• AIM OF THE TASK:
Find each line containing the word "devDependencies" and report how many there are. Add nothing else.

• ENTRIES:
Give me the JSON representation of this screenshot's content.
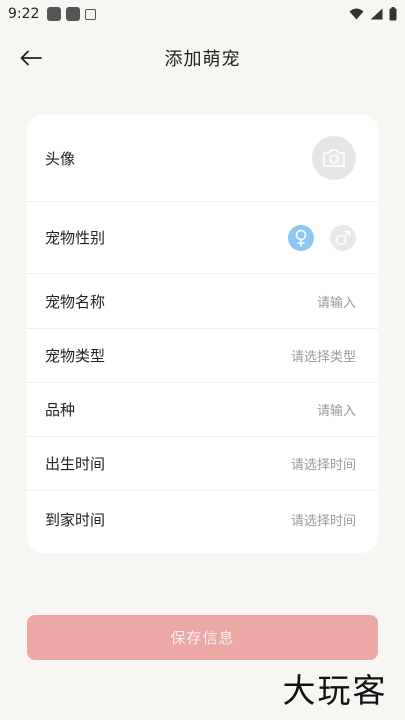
{
  "status_bar": {
    "time": "9:22"
  },
  "header": {
    "title": "添加萌宠"
  },
  "form": {
    "avatar_label": "头像",
    "gender_label": "宠物性别",
    "name_label": "宠物名称",
    "name_placeholder": "请输入",
    "type_label": "宠物类型",
    "type_placeholder": "请选择类型",
    "breed_label": "品种",
    "breed_placeholder": "请输入",
    "birth_label": "出生时间",
    "birth_placeholder": "请选择时间",
    "arrival_label": "到家时间",
    "arrival_placeholder": "请选择时间",
    "gender_selected": "female"
  },
  "actions": {
    "save_label": "保存信息"
  },
  "watermark": {
    "text": "大玩客"
  },
  "colors": {
    "background": "#f8f6f3",
    "save_button": "#eba8a4",
    "female_selected": "#8cc8f3"
  },
  "icons": [
    "back-arrow-icon",
    "camera-icon",
    "female-icon",
    "male-icon",
    "wifi-icon",
    "signal-icon",
    "battery-icon"
  ]
}
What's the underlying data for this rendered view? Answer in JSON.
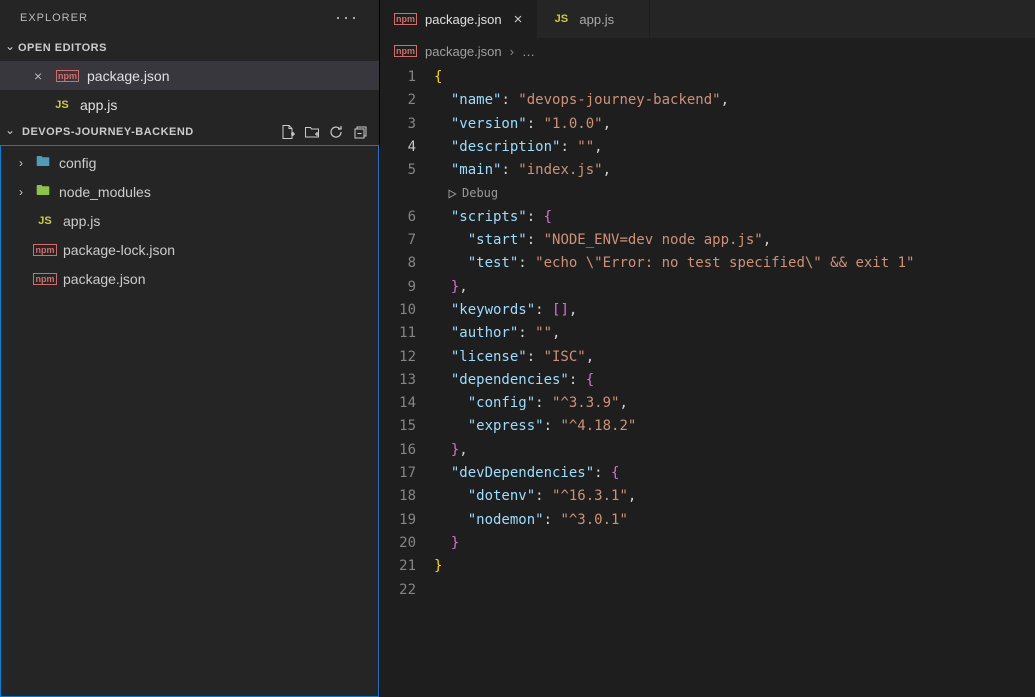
{
  "sidebar": {
    "title": "EXPLORER",
    "open_editors": {
      "label": "OPEN EDITORS",
      "items": [
        {
          "name": "package.json",
          "icon": "npm",
          "active": true
        },
        {
          "name": "app.js",
          "icon": "js",
          "active": false
        }
      ]
    },
    "project": {
      "name": "DEVOPS-JOURNEY-BACKEND",
      "children": [
        {
          "type": "folder",
          "name": "config",
          "icon": "cfg"
        },
        {
          "type": "folder",
          "name": "node_modules",
          "icon": "nm"
        },
        {
          "type": "file",
          "name": "app.js",
          "icon": "js"
        },
        {
          "type": "file",
          "name": "package-lock.json",
          "icon": "npm"
        },
        {
          "type": "file",
          "name": "package.json",
          "icon": "npm"
        }
      ]
    }
  },
  "tabs": [
    {
      "name": "package.json",
      "icon": "npm",
      "active": true
    },
    {
      "name": "app.js",
      "icon": "js",
      "active": false
    }
  ],
  "breadcrumbs": [
    "package.json"
  ],
  "active_line": 4,
  "codelens": "Debug",
  "file_content": {
    "name": "devops-journey-backend",
    "version": "1.0.0",
    "description": "",
    "main": "index.js",
    "scripts": {
      "start": "NODE_ENV=dev node app.js",
      "test": "echo \\\"Error: no test specified\\\" && exit 1"
    },
    "keywords": [],
    "author": "",
    "license": "ISC",
    "dependencies": {
      "config": "^3.3.9",
      "express": "^4.18.2"
    },
    "devDependencies": {
      "dotenv": "^16.3.1",
      "nodemon": "^3.0.1"
    }
  },
  "code_lines": [
    [
      [
        "brace",
        "{"
      ]
    ],
    [
      [
        "s",
        "  "
      ],
      [
        "key",
        "\"name\""
      ],
      [
        "punc",
        ": "
      ],
      [
        "str",
        "\"devops-journey-backend\""
      ],
      [
        "punc",
        ","
      ]
    ],
    [
      [
        "s",
        "  "
      ],
      [
        "key",
        "\"version\""
      ],
      [
        "punc",
        ": "
      ],
      [
        "str",
        "\"1.0.0\""
      ],
      [
        "punc",
        ","
      ]
    ],
    [
      [
        "s",
        "  "
      ],
      [
        "key",
        "\"description\""
      ],
      [
        "punc",
        ": "
      ],
      [
        "str",
        "\"\""
      ],
      [
        "punc",
        ","
      ]
    ],
    [
      [
        "s",
        "  "
      ],
      [
        "key",
        "\"main\""
      ],
      [
        "punc",
        ": "
      ],
      [
        "str",
        "\"index.js\""
      ],
      [
        "punc",
        ","
      ]
    ],
    [
      [
        "s",
        "  "
      ],
      [
        "key",
        "\"scripts\""
      ],
      [
        "punc",
        ": "
      ],
      [
        "brace2",
        "{"
      ]
    ],
    [
      [
        "s",
        "    "
      ],
      [
        "key",
        "\"start\""
      ],
      [
        "punc",
        ": "
      ],
      [
        "str",
        "\"NODE_ENV=dev node app.js\""
      ],
      [
        "punc",
        ","
      ]
    ],
    [
      [
        "s",
        "    "
      ],
      [
        "key",
        "\"test\""
      ],
      [
        "punc",
        ": "
      ],
      [
        "str",
        "\"echo \\\\\"Error: no test specified\\\\\" && exit 1\""
      ]
    ],
    [
      [
        "s",
        "  "
      ],
      [
        "brace2",
        "}"
      ],
      [
        "punc",
        ","
      ]
    ],
    [
      [
        "s",
        "  "
      ],
      [
        "key",
        "\"keywords\""
      ],
      [
        "punc",
        ": "
      ],
      [
        "brack",
        "[]"
      ],
      [
        "punc",
        ","
      ]
    ],
    [
      [
        "s",
        "  "
      ],
      [
        "key",
        "\"author\""
      ],
      [
        "punc",
        ": "
      ],
      [
        "str",
        "\"\""
      ],
      [
        "punc",
        ","
      ]
    ],
    [
      [
        "s",
        "  "
      ],
      [
        "key",
        "\"license\""
      ],
      [
        "punc",
        ": "
      ],
      [
        "str",
        "\"ISC\""
      ],
      [
        "punc",
        ","
      ]
    ],
    [
      [
        "s",
        "  "
      ],
      [
        "key",
        "\"dependencies\""
      ],
      [
        "punc",
        ": "
      ],
      [
        "brace2",
        "{"
      ]
    ],
    [
      [
        "s",
        "    "
      ],
      [
        "key",
        "\"config\""
      ],
      [
        "punc",
        ": "
      ],
      [
        "str",
        "\"^3.3.9\""
      ],
      [
        "punc",
        ","
      ]
    ],
    [
      [
        "s",
        "    "
      ],
      [
        "key",
        "\"express\""
      ],
      [
        "punc",
        ": "
      ],
      [
        "str",
        "\"^4.18.2\""
      ]
    ],
    [
      [
        "s",
        "  "
      ],
      [
        "brace2",
        "}"
      ],
      [
        "punc",
        ","
      ]
    ],
    [
      [
        "s",
        "  "
      ],
      [
        "key",
        "\"devDependencies\""
      ],
      [
        "punc",
        ": "
      ],
      [
        "brace2",
        "{"
      ]
    ],
    [
      [
        "s",
        "    "
      ],
      [
        "key",
        "\"dotenv\""
      ],
      [
        "punc",
        ": "
      ],
      [
        "str",
        "\"^16.3.1\""
      ],
      [
        "punc",
        ","
      ]
    ],
    [
      [
        "s",
        "    "
      ],
      [
        "key",
        "\"nodemon\""
      ],
      [
        "punc",
        ": "
      ],
      [
        "str",
        "\"^3.0.1\""
      ]
    ],
    [
      [
        "s",
        "  "
      ],
      [
        "brace2",
        "}"
      ]
    ],
    [
      [
        "brace",
        "}"
      ]
    ],
    [
      [
        "s",
        ""
      ]
    ]
  ]
}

• RESULT OF THIS TASK:
2